# DIRECTIONS
Exact repetition of every entry is required.

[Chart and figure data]
☆ ☆ ☆

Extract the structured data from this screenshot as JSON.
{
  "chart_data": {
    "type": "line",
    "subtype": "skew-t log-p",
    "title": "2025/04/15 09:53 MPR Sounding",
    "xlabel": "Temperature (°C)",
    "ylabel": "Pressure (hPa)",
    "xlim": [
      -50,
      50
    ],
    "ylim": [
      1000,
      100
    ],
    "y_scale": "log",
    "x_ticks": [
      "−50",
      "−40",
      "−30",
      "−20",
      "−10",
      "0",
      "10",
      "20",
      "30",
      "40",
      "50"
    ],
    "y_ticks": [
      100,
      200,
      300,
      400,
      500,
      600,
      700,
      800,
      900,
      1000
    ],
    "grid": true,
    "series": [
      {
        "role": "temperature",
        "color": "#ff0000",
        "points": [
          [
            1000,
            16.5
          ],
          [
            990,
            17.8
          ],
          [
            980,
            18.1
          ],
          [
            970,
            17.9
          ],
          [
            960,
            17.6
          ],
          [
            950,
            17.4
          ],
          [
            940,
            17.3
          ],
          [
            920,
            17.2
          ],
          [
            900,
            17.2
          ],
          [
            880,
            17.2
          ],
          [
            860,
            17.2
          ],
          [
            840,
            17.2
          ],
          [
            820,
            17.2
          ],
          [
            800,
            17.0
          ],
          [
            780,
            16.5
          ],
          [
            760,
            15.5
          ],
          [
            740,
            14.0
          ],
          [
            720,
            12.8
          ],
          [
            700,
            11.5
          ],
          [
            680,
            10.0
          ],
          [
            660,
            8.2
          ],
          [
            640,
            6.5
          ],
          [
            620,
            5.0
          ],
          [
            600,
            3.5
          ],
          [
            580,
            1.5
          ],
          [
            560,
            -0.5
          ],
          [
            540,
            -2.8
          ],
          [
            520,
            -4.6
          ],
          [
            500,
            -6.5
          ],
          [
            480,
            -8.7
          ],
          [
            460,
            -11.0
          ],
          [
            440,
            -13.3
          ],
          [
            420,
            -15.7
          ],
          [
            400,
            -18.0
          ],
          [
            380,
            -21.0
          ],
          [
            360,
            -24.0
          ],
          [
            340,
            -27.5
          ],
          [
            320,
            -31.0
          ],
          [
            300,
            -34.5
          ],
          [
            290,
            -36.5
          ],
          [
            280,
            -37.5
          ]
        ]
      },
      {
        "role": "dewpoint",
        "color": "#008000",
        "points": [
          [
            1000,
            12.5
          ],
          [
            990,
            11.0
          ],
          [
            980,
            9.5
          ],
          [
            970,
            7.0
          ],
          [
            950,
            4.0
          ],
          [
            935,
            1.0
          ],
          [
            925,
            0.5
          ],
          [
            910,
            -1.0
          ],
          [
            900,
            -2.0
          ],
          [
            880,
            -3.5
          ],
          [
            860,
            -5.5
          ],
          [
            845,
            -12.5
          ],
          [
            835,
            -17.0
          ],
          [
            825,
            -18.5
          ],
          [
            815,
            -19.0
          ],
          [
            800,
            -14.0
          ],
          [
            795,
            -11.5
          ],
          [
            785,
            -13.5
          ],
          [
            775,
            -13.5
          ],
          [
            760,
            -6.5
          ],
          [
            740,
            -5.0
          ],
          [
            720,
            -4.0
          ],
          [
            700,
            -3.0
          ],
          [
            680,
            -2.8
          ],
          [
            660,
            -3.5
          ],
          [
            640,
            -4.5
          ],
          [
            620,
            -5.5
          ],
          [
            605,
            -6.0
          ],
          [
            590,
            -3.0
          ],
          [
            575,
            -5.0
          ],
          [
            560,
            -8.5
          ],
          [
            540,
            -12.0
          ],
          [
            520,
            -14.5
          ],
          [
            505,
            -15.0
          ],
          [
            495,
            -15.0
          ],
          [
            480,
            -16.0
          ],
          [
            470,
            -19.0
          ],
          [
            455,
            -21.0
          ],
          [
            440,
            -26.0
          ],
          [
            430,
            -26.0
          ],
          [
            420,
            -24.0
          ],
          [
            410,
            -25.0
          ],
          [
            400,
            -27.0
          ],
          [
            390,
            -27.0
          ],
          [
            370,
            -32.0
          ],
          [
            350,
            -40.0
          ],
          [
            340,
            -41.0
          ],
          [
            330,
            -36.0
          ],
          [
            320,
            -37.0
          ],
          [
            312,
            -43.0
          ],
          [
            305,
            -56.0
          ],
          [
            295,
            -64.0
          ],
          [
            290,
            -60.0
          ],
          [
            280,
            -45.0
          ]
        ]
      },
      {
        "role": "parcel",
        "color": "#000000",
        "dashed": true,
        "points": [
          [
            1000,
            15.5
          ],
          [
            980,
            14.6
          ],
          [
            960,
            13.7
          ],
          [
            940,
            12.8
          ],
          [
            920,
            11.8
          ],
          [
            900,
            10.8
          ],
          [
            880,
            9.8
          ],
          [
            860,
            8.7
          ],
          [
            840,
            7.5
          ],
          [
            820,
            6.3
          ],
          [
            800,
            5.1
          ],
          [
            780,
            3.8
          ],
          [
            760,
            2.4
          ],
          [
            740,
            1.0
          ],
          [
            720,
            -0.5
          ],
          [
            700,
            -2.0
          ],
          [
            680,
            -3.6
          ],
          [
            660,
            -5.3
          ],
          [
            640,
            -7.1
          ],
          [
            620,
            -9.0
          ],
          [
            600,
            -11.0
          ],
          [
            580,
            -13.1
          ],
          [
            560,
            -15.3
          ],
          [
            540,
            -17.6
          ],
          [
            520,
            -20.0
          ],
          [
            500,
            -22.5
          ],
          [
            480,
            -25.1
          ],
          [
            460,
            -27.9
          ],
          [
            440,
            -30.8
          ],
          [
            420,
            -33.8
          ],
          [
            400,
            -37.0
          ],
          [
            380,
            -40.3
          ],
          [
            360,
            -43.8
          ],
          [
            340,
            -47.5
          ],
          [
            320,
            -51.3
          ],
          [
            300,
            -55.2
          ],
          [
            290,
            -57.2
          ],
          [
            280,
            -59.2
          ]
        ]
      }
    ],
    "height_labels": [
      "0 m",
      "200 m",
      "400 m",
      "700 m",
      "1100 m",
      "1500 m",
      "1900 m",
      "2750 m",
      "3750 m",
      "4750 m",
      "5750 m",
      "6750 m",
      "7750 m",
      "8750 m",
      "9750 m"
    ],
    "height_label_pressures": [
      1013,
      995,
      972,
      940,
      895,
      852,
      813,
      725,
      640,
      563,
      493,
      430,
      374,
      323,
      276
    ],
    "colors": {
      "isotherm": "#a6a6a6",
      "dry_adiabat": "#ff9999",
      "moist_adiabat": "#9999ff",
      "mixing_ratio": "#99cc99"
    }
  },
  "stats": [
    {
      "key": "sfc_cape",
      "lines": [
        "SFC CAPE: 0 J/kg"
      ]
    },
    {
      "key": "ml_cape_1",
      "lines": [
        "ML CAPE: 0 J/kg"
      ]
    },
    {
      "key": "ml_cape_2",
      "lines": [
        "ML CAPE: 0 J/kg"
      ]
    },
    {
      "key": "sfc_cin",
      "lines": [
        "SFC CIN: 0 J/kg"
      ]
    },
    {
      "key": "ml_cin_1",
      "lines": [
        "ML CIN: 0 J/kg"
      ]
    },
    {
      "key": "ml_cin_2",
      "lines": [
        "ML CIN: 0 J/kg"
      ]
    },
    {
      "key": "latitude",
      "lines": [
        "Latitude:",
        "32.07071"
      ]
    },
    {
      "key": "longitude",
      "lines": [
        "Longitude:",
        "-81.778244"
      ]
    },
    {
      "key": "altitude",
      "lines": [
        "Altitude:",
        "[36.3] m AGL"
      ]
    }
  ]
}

☆ ☆ ☆

# EXERCISE OUTPUT
Extract the structured data from this screenshot as JSON.
{
  "chart_data": {
    "type": "line",
    "subtype": "skew-t log-p",
    "title": "2025/04/15 09:53 MPR Sounding",
    "xlabel": "Temperature (°C)",
    "ylabel": "Pressure (hPa)",
    "xlim": [
      -50,
      50
    ],
    "ylim": [
      1000,
      100
    ],
    "y_scale": "log",
    "x_ticks": [
      "−50",
      "−40",
      "−30",
      "−20",
      "−10",
      "0",
      "10",
      "20",
      "30",
      "40",
      "50"
    ],
    "y_ticks": [
      100,
      200,
      300,
      400,
      500,
      600,
      700,
      800,
      900,
      1000
    ],
    "grid": true,
    "series": [
      {
        "role": "temperature",
        "color": "#ff0000",
        "points": [
          [
            1000,
            16.5
          ],
          [
            990,
            17.8
          ],
          [
            980,
            18.1
          ],
          [
            970,
            17.9
          ],
          [
            960,
            17.6
          ],
          [
            950,
            17.4
          ],
          [
            940,
            17.3
          ],
          [
            920,
            17.2
          ],
          [
            900,
            17.2
          ],
          [
            880,
            17.2
          ],
          [
            860,
            17.2
          ],
          [
            840,
            17.2
          ],
          [
            820,
            17.2
          ],
          [
            800,
            17.0
          ],
          [
            780,
            16.5
          ],
          [
            760,
            15.5
          ],
          [
            740,
            14.0
          ],
          [
            720,
            12.8
          ],
          [
            700,
            11.5
          ],
          [
            680,
            10.0
          ],
          [
            660,
            8.2
          ],
          [
            640,
            6.5
          ],
          [
            620,
            5.0
          ],
          [
            600,
            3.5
          ],
          [
            580,
            1.5
          ],
          [
            560,
            -0.5
          ],
          [
            540,
            -2.8
          ],
          [
            520,
            -4.6
          ],
          [
            500,
            -6.5
          ],
          [
            480,
            -8.7
          ],
          [
            460,
            -11.0
          ],
          [
            440,
            -13.3
          ],
          [
            420,
            -15.7
          ],
          [
            400,
            -18.0
          ],
          [
            380,
            -21.0
          ],
          [
            360,
            -24.0
          ],
          [
            340,
            -27.5
          ],
          [
            320,
            -31.0
          ],
          [
            300,
            -34.5
          ],
          [
            290,
            -36.5
          ],
          [
            280,
            -37.5
          ]
        ]
      },
      {
        "role": "dewpoint",
        "color": "#008000",
        "points": [
          [
            1000,
            12.5
          ],
          [
            990,
            11.0
          ],
          [
            980,
            9.5
          ],
          [
            970,
            7.0
          ],
          [
            950,
            4.0
          ],
          [
            935,
            1.0
          ],
          [
            925,
            0.5
          ],
          [
            910,
            -1.0
          ],
          [
            900,
            -2.0
          ],
          [
            880,
            -3.5
          ],
          [
            860,
            -5.5
          ],
          [
            845,
            -12.5
          ],
          [
            835,
            -17.0
          ],
          [
            825,
            -18.5
          ],
          [
            815,
            -19.0
          ],
          [
            800,
            -14.0
          ],
          [
            795,
            -11.5
          ],
          [
            785,
            -13.5
          ],
          [
            775,
            -13.5
          ],
          [
            760,
            -6.5
          ],
          [
            740,
            -5.0
          ],
          [
            720,
            -4.0
          ],
          [
            700,
            -3.0
          ],
          [
            680,
            -2.8
          ],
          [
            660,
            -3.5
          ],
          [
            640,
            -4.5
          ],
          [
            620,
            -5.5
          ],
          [
            605,
            -6.0
          ],
          [
            590,
            -3.0
          ],
          [
            575,
            -5.0
          ],
          [
            560,
            -8.5
          ],
          [
            540,
            -12.0
          ],
          [
            520,
            -14.5
          ],
          [
            505,
            -15.0
          ],
          [
            495,
            -15.0
          ],
          [
            480,
            -16.0
          ],
          [
            470,
            -19.0
          ],
          [
            455,
            -21.0
          ],
          [
            440,
            -26.0
          ],
          [
            430,
            -26.0
          ],
          [
            420,
            -24.0
          ],
          [
            410,
            -25.0
          ],
          [
            400,
            -27.0
          ],
          [
            390,
            -27.0
          ],
          [
            370,
            -32.0
          ],
          [
            350,
            -40.0
          ],
          [
            340,
            -41.0
          ],
          [
            330,
            -36.0
          ],
          [
            320,
            -37.0
          ],
          [
            312,
            -43.0
          ],
          [
            305,
            -56.0
          ],
          [
            295,
            -64.0
          ],
          [
            290,
            -60.0
          ],
          [
            280,
            -45.0
          ]
        ]
      },
      {
        "role": "parcel",
        "color": "#000000",
        "dashed": true,
        "points": [
          [
            1000,
            15.5
          ],
          [
            980,
            14.6
          ],
          [
            960,
            13.7
          ],
          [
            940,
            12.8
          ],
          [
            920,
            11.8
          ],
          [
            900,
            10.8
          ],
          [
            880,
            9.8
          ],
          [
            860,
            8.7
          ],
          [
            840,
            7.5
          ],
          [
            820,
            6.3
          ],
          [
            800,
            5.1
          ],
          [
            780,
            3.8
          ],
          [
            760,
            2.4
          ],
          [
            740,
            1.0
          ],
          [
            720,
            -0.5
          ],
          [
            700,
            -2.0
          ],
          [
            680,
            -3.6
          ],
          [
            660,
            -5.3
          ],
          [
            640,
            -7.1
          ],
          [
            620,
            -9.0
          ],
          [
            600,
            -11.0
          ],
          [
            580,
            -13.1
          ],
          [
            560,
            -15.3
          ],
          [
            540,
            -17.6
          ],
          [
            520,
            -20.0
          ],
          [
            500,
            -22.5
          ],
          [
            480,
            -25.1
          ],
          [
            460,
            -27.9
          ],
          [
            440,
            -30.8
          ],
          [
            420,
            -33.8
          ],
          [
            400,
            -37.0
          ],
          [
            380,
            -40.3
          ],
          [
            360,
            -43.8
          ],
          [
            340,
            -47.5
          ],
          [
            320,
            -51.3
          ],
          [
            300,
            -55.2
          ],
          [
            290,
            -57.2
          ],
          [
            280,
            -59.2
          ]
        ]
      }
    ],
    "height_labels": [
      "0 m",
      "200 m",
      "400 m",
      "700 m",
      "1100 m",
      "1500 m",
      "1900 m",
      "2750 m",
      "3750 m",
      "4750 m",
      "5750 m",
      "6750 m",
      "7750 m",
      "8750 m",
      "9750 m"
    ],
    "height_label_pressures": [
      1013,
      995,
      972,
      940,
      895,
      852,
      813,
      725,
      640,
      563,
      493,
      430,
      374,
      323,
      276
    ],
    "colors": {
      "isotherm": "#a6a6a6",
      "dry_adiabat": "#ff9999",
      "moist_adiabat": "#9999ff",
      "mixing_ratio": "#99cc99"
    }
  },
  "stats": [
    {
      "key": "sfc_cape",
      "lines": [
        "SFC CAPE: 0 J/kg"
      ]
    },
    {
      "key": "ml_cape_1",
      "lines": [
        "ML CAPE: 0 J/kg"
      ]
    },
    {
      "key": "ml_cape_2",
      "lines": [
        "ML CAPE: 0 J/kg"
      ]
    },
    {
      "key": "sfc_cin",
      "lines": [
        "SFC CIN: 0 J/kg"
      ]
    },
    {
      "key": "ml_cin_1",
      "lines": [
        "ML CIN: 0 J/kg"
      ]
    },
    {
      "key": "ml_cin_2",
      "lines": [
        "ML CIN: 0 J/kg"
      ]
    },
    {
      "key": "latitude",
      "lines": [
        "Latitude:",
        "32.07071"
      ]
    },
    {
      "key": "longitude",
      "lines": [
        "Longitude:",
        "-81.778244"
      ]
    },
    {
      "key": "altitude",
      "lines": [
        "Altitude:",
        "[36.3] m AGL"
      ]
    }
  ]
}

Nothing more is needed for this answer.